_Instructions to follow_. Records follow. Copy every line with "JSON".
○ ○ ○ ○
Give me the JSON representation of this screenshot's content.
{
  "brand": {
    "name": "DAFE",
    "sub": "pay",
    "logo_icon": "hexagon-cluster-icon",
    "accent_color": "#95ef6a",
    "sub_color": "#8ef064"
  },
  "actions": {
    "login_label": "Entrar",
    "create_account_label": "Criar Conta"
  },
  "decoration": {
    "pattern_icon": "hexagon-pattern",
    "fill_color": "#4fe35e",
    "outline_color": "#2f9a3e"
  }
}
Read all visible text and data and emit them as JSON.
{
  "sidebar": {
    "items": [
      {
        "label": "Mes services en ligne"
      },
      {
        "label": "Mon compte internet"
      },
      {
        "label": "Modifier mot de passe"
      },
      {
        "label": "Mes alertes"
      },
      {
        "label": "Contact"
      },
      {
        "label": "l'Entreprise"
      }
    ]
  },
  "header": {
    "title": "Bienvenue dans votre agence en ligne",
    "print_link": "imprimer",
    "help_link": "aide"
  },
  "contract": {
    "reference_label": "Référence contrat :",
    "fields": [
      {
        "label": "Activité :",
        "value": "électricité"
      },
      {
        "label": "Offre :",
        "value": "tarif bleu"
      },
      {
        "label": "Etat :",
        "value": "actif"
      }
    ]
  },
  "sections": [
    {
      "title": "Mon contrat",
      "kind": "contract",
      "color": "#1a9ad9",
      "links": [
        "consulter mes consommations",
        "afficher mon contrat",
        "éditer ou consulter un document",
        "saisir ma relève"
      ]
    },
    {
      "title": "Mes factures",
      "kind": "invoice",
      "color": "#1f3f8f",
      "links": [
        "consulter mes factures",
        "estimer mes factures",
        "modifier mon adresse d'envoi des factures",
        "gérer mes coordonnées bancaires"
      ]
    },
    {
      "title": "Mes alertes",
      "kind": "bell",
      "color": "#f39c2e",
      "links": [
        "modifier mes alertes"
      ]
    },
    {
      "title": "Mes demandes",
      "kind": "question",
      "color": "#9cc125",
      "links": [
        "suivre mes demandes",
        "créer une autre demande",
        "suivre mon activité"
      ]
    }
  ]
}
○ ○ ○ ○
_Task answer_.
Give me the JSON representation of this screenshot's content.
Read all visible text and data and emit them as JSON.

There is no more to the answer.